Testo della pagina -
###
L’accoglienza è in pompa magna, è presente il rappresentante nazionale degli psichiatri, Attila Nemeth, che per creare vicinanza fa riferimento anche al calcio (sport) sapendo di trovare orecchie sensibili.

Ci parla di un momento di crisi e trasformazione nella psichiatria ungherese, e di una attenzione particolare alla rivoluzione culturale avvenuta in Italia negli anni Settanta.

Marco D’Alema ricorda come in questa evoluzione, quest’anno, l’Ungheria ha redatto una carta che sancisce come l’istituzionalizzazione non sia il principale strumento di trattamento del disagio mentale.

Renzo De Stefani sottolinea il messaggio di questo viaggio: la possibilità del fare assieme, di riconoscere che tutti hanno risorse e capacità ed esprimono un valore. Riprende la metafora dello psichiatra ungherese: la guarigione è come un viaggio. Intervengono poi i rappresentanti de “La parole ritrovate” e dell’Anpis.

Le autorità Ungheresi hanno pensato ad un gesto concreto e simbolico, vengono distribuiti nastri colorati su cui ciascuno può scrivere un pensiero. Il pensiero verrà legato ai rami di un piccolo albero. In ricordo di questo momento ed in prospettiva di ulteriori collaborazioni l’albero viene piantato,tutto è già predisposto. Chi desidera partecipa a questa operazione, l’albero è riposto nel buco, Marco D’Alema versa le prime badilate di terra, segue De Stefani, intervengono anche le autorità ungheresi e poi il badile passa di mano in mano. Anche Luca e Tuccio partecipano con energia.
###
Record di annotazione delle regioni
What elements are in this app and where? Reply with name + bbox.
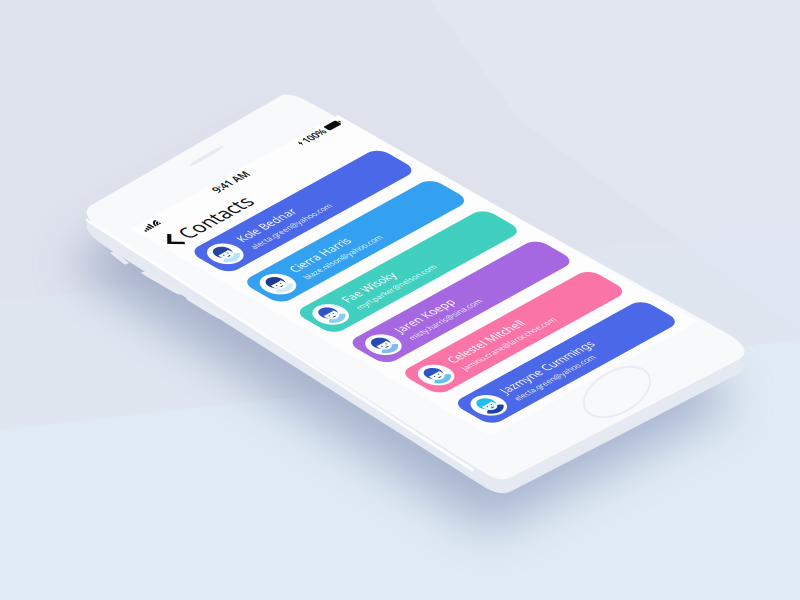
staticText: myrl.parker@nelson.com <box>81 284 221 300</box>
button[interactable]: Kole Bednar <box>16 78 359 142</box>
button[interactable]: Celestel Mitchell <box>16 418 359 482</box>
button[interactable]: Jaren Koepp <box>16 333 359 397</box>
staticText: Jaren Koepp <box>81 344 182 368</box>
button[interactable]: Cierra Harris <box>16 163 359 227</box>
button[interactable]: Fae Wisoky <box>16 248 359 312</box>
staticText: Fae Wisoky <box>81 260 171 282</box>
staticText: Cierra Harris <box>81 174 184 198</box>
staticText: blaze.nilson@yahoo.com <box>81 200 219 215</box>
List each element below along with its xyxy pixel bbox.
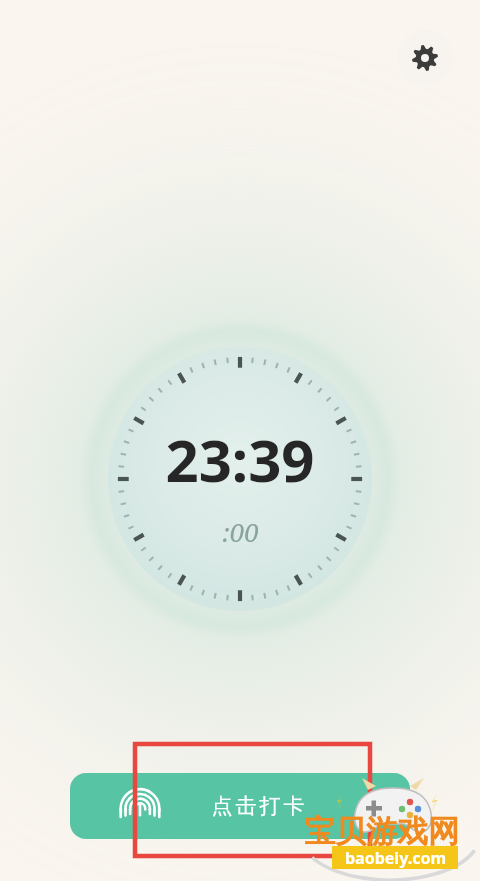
staticText: :00	[222, 514, 259, 549]
staticText: baobeiy.com	[345, 847, 446, 869]
button[interactable]: 点击打卡	[70, 773, 410, 839]
staticText: 23:39	[165, 420, 315, 499]
staticText: 点击打卡	[210, 793, 306, 819]
button[interactable]: Settings	[397, 30, 453, 86]
staticText: 宝贝游戏网	[304, 812, 459, 851]
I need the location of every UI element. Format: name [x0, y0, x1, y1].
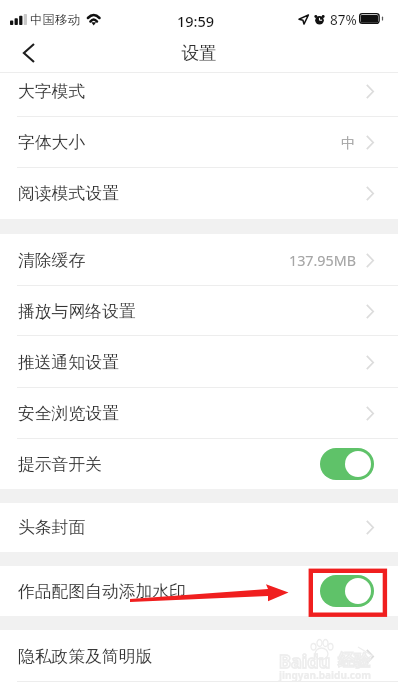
- staticText: 中: [341, 134, 356, 152]
- staticText: jingyan.baidu.com: [279, 668, 371, 682]
- button[interactable]: 头条封面: [0, 503, 398, 552]
- button[interactable]: 大字模式: [0, 73, 398, 117]
- staticText: 播放与网络设置: [18, 301, 136, 322]
- staticText: 提示音开关: [18, 454, 102, 475]
- staticText: 隐私政策及简明版: [18, 646, 153, 667]
- button[interactable]: 播放与网络设置: [0, 286, 398, 336]
- button[interactable]: Toggle switch: [320, 448, 374, 480]
- button[interactable]: 隐私政策及简明版: [0, 630, 398, 682]
- staticText: 阅读模式设置: [18, 183, 119, 204]
- staticText: 安全浏览设置: [18, 403, 119, 424]
- button[interactable]: 阅读模式设置: [0, 168, 398, 219]
- staticText: 大字模式: [18, 81, 86, 102]
- staticText: 19:59: [177, 11, 215, 31]
- staticText: 137.95MB: [289, 251, 356, 270]
- staticText: 87%: [330, 11, 357, 29]
- button[interactable]: Back: [0, 32, 52, 73]
- button[interactable]: 推送通知设置: [0, 336, 398, 388]
- button[interactable]: 字体大小: [0, 117, 398, 168]
- staticText: 字体大小: [18, 132, 86, 153]
- staticText: 设置: [0, 42, 398, 64]
- button[interactable]: 作品配图自动添加水印: [0, 566, 398, 616]
- button[interactable]: 清除缓存: [0, 234, 398, 286]
- button[interactable]: 安全浏览设置: [0, 388, 398, 439]
- staticText: 经验: [338, 651, 370, 671]
- button[interactable]: Toggle switch: [320, 575, 374, 607]
- staticText: 头条封面: [18, 517, 86, 538]
- staticText: 作品配图自动添加水印: [18, 581, 186, 602]
- staticText: 推送通知设置: [18, 352, 119, 373]
- staticText: 清除缓存: [18, 250, 86, 271]
- staticText: 中国移动: [30, 12, 80, 28]
- button[interactable]: 提示音开关: [0, 439, 398, 489]
- staticText: Baidu: [279, 649, 331, 674]
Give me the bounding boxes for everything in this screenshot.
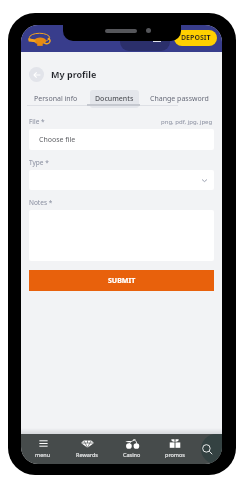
staticText: Change password xyxy=(150,94,209,104)
staticText: Rewards xyxy=(76,451,99,458)
staticText: png, pdf, jpg, jpeg xyxy=(161,118,213,126)
button[interactable]: Casino xyxy=(112,439,152,463)
button[interactable]: Choose file xyxy=(29,129,214,150)
staticText: Notes * xyxy=(29,198,53,207)
button[interactable]: promos xyxy=(155,439,195,463)
button[interactable]: Back xyxy=(29,67,44,82)
staticText: Personal info xyxy=(34,94,78,104)
staticText: promos xyxy=(165,451,185,458)
staticText: Type * xyxy=(29,158,49,167)
button[interactable]: menu xyxy=(23,439,63,463)
staticText: DEPOSIT xyxy=(181,33,211,43)
button[interactable]: SUBMIT xyxy=(29,270,214,291)
staticText: File * xyxy=(29,117,45,126)
button[interactable]: Personal info xyxy=(29,90,83,108)
staticText: My profile xyxy=(51,68,97,80)
staticText: SUBMIT xyxy=(108,276,136,286)
button[interactable]: Rewards xyxy=(67,439,107,463)
staticText: Documents xyxy=(95,94,134,104)
staticText: menu xyxy=(35,451,51,458)
button[interactable]: Balance xyxy=(120,33,170,51)
button[interactable]: Search xyxy=(201,434,222,464)
staticText: Choose file xyxy=(39,135,76,145)
button[interactable]: Documents xyxy=(90,90,139,108)
staticText: Casino xyxy=(123,451,141,458)
button[interactable]: Home xyxy=(28,33,51,47)
button[interactable]: DEPOSIT xyxy=(174,30,217,46)
button[interactable]: Change password xyxy=(145,90,214,108)
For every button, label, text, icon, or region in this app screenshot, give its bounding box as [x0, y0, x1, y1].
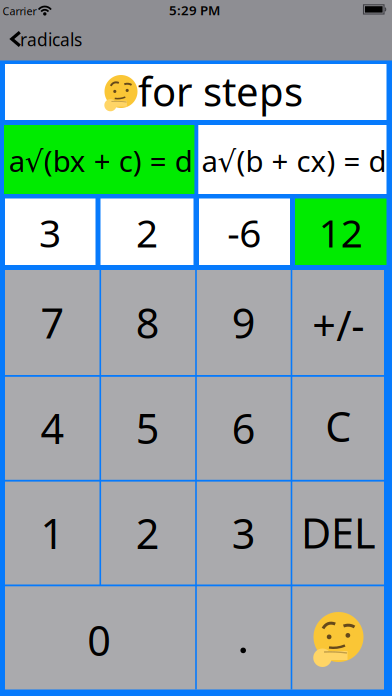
staticText: 5:29 PM [169, 1, 220, 19]
staticText: -6 [227, 207, 261, 258]
staticText: 8 [136, 295, 160, 350]
staticText: a√(b + cx) = d [202, 141, 386, 180]
staticText: radicals [20, 28, 82, 51]
staticText: 5 [136, 401, 160, 456]
staticText: 2 [136, 506, 160, 560]
staticText: a√(bx + c) = d [9, 141, 193, 180]
staticText: 7 [40, 295, 64, 350]
staticText: 12 [319, 207, 363, 258]
staticText: for steps [138, 64, 303, 118]
staticText: 1 [40, 506, 64, 560]
staticText: C [325, 399, 351, 454]
staticText: 2 [136, 207, 158, 258]
staticText: 3 [232, 506, 256, 560]
staticText: 4 [40, 401, 64, 456]
staticText: 6 [232, 401, 256, 456]
staticText: Carrier [2, 4, 36, 18]
staticText: 0 [87, 613, 111, 668]
staticText: +/- [312, 298, 364, 352]
staticText: DEL [301, 505, 376, 560]
staticText: 3 [39, 207, 61, 258]
staticText: 9 [232, 295, 256, 350]
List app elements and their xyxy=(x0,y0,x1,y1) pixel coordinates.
###
Consegne dell'esercizio -
**A)** Citi dal testo sulla visita in Ungheria il passo che comincia con le parole "Marco D’Alema ricorda" e si conclude con le parole "del disagio mentale.".
**B)** Traduca in inglese la seguente frase del testo sulla visita in Ungheria: «Il pensiero verrà legato ai rami di un piccolo albero.»
**C)** Prosegua il testo sulla visita in Ungheria, riprendendo dopo l'ultima frase riportata.

Risposte per consegna -
**A)**
Marco D’Alema ricorda come in questa evoluzione, quest’anno, l’Ungheria ha redatto una carta che sancisce come l’istituzionalizzazione non sia il principale strumento di trattamento del disagio mentale.

**B)** The thought will be tied to the branches of a small tree.

**C)**
3 commenti:

Webmaster ha detto...

Un abbraccio dalla base imolese!!!
Buon viaggio,
Max.

Anonimo ha detto...

Dopo aver visto l'aticolo nul gazzettino mi sono molto meravigliato, ho detto bello 250 persone che vanno in cina a spiegare di non mettere in manicomio o in galera "cosa molto brutta" persone portatrici di disagi mentali.....a più di 1.000.000.000 di persone? E mi domando di queste 250 persone a quanti interessa solo il viaggio è non il problema? E poi sempre nel gazzettino leggo che i partecipani versano 500€ e 3500€ grazie Upis e agli uffici provinciali e regionali cioé dallo stato dove anche io pago le tasse, facendo un conto 3500€ per 250 = 875000€ non si poteva fare altro senza andare i cina? Grazie divertitevi e abbiate cura di chi con voi a veri problemi e forse era meglio che stasse tranquillo a casa.

Webmaster ha detto...

Buongiorno Anonimo,
innanzitutto mi dispiace che non ti sia firmato, perché credo nel dialogo, e magari si poteva discutere civilmente rispetto ai nostri punti di vista.
Quello che posso dire da parte mia, è che il viaggio è tutt'altro che una vacanza, perché a tratti è anche impegnativo a livello fisico e mentale, e ti assicuro che non è semplice viaggiare con persone "speciali", come del resto non è semplice esserlo o conviverci tutti i giorni.
Io non posso neanche permettermi di dire nulla, perché penso di averne solo una vaga idea.
Ma quello che voglio dire, è che questo viaggio potrà aiutare veramente a superare alcuni pregiudizi, ma è solo l'inizio.
Vediamo se i Viaggiatori si daranno da fare, perché il grosso del lavoro sarà anche il dopo, e cioè documentare e diffondere il senso di questa avventura.
Un saluto ai Viaggiatori e a chi, come te e come me, è rimasto a casa.
Massimiliano.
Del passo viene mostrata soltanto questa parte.